» **Goal**
Find every line in the records below that contains the word "with", and copy each of those lines in full.

» **Listed records**

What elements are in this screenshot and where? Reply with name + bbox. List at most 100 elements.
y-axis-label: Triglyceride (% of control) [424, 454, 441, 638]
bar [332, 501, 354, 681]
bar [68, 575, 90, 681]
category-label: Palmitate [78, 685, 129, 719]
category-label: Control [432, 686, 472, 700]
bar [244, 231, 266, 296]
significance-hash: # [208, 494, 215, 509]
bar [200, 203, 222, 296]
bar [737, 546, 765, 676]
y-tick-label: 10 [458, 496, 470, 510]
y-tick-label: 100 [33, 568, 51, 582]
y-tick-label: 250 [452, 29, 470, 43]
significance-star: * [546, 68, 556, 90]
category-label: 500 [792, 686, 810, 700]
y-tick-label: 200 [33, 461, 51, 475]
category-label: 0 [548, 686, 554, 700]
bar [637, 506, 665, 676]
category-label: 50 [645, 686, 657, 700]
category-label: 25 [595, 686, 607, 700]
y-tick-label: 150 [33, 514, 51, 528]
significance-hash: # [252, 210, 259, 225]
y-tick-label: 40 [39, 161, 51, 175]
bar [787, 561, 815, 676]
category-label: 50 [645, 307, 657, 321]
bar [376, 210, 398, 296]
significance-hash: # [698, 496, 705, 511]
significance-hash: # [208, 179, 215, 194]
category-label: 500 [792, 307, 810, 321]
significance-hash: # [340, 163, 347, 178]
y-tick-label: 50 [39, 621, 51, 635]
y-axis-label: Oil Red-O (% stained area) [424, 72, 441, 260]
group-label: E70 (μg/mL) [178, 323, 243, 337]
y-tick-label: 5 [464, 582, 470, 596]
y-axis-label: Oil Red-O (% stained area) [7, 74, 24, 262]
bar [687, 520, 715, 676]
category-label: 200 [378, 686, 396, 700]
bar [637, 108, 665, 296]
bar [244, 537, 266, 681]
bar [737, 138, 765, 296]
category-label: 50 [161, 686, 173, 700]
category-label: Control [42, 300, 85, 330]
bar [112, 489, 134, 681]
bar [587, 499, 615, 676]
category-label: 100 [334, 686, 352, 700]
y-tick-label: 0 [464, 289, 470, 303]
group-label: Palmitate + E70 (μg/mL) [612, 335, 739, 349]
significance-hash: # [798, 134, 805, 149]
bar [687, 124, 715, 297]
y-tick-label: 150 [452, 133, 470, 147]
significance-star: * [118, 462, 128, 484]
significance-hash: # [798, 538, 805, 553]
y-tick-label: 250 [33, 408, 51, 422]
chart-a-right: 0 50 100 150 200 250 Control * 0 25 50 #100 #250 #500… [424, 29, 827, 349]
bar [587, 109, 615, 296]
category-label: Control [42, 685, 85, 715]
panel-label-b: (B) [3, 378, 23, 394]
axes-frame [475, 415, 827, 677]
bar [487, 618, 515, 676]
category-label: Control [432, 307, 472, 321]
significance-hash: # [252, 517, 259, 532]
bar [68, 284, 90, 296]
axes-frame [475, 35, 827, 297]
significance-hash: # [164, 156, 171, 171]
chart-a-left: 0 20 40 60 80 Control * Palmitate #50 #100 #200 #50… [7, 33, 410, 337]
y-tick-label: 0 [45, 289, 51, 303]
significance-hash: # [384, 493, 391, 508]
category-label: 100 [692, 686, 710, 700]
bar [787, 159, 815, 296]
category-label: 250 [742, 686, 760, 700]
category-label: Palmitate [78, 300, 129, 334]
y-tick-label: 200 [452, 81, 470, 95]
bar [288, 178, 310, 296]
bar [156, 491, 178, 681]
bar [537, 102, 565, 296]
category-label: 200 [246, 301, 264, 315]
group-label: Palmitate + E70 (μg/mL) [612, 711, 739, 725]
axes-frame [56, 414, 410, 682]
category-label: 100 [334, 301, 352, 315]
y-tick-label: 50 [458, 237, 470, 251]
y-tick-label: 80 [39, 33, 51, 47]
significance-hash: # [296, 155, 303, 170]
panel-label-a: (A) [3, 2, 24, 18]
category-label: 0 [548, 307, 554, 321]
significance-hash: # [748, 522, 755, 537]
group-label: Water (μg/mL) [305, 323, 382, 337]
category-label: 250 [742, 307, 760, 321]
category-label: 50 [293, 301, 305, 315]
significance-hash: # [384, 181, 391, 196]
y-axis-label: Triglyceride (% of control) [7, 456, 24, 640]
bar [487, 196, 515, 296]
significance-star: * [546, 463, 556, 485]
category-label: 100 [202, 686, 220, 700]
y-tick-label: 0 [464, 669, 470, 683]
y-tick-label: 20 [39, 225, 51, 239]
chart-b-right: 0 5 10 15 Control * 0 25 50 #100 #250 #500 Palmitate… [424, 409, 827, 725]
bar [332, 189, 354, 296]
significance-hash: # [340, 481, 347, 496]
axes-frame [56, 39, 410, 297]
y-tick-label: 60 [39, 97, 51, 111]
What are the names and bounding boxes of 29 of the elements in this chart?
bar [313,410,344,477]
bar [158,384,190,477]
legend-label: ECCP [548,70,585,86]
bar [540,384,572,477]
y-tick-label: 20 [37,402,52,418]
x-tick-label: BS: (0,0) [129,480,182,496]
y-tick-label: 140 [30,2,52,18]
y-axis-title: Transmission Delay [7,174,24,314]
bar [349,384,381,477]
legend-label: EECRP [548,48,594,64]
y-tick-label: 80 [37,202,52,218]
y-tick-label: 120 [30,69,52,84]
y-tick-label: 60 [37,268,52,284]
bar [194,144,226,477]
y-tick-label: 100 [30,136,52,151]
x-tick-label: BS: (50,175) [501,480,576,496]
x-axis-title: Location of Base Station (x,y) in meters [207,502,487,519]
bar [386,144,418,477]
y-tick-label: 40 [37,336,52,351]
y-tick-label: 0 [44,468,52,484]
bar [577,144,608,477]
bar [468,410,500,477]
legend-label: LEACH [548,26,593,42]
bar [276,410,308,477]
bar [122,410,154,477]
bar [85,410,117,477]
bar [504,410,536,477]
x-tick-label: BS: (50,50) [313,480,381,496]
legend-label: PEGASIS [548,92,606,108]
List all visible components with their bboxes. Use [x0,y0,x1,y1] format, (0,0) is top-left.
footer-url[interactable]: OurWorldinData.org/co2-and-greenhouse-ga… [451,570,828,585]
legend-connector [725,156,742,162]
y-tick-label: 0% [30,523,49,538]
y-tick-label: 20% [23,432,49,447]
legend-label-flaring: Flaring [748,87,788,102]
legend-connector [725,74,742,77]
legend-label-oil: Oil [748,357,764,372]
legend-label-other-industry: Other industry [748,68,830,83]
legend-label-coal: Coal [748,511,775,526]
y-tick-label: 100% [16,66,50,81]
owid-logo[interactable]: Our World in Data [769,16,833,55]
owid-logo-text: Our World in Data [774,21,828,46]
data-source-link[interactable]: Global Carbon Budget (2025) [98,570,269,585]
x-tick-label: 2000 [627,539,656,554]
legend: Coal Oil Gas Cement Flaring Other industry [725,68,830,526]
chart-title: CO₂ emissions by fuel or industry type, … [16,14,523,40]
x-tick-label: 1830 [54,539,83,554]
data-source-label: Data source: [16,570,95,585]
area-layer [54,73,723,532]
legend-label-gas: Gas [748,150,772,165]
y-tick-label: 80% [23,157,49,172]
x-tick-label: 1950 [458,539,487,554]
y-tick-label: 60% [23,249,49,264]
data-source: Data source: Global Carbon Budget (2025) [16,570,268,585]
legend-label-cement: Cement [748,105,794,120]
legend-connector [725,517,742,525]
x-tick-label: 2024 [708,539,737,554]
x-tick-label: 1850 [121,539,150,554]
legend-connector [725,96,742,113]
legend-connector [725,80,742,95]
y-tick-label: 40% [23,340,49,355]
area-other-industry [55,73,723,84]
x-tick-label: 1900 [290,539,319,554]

» **Output of the exercise**
What elements are in this screenshot and where? Reply with name + bbox. List at most 100 elements.
List all visible components with their bboxes. Use [x0,y0,x1,y1] format, (0,0) is top-left.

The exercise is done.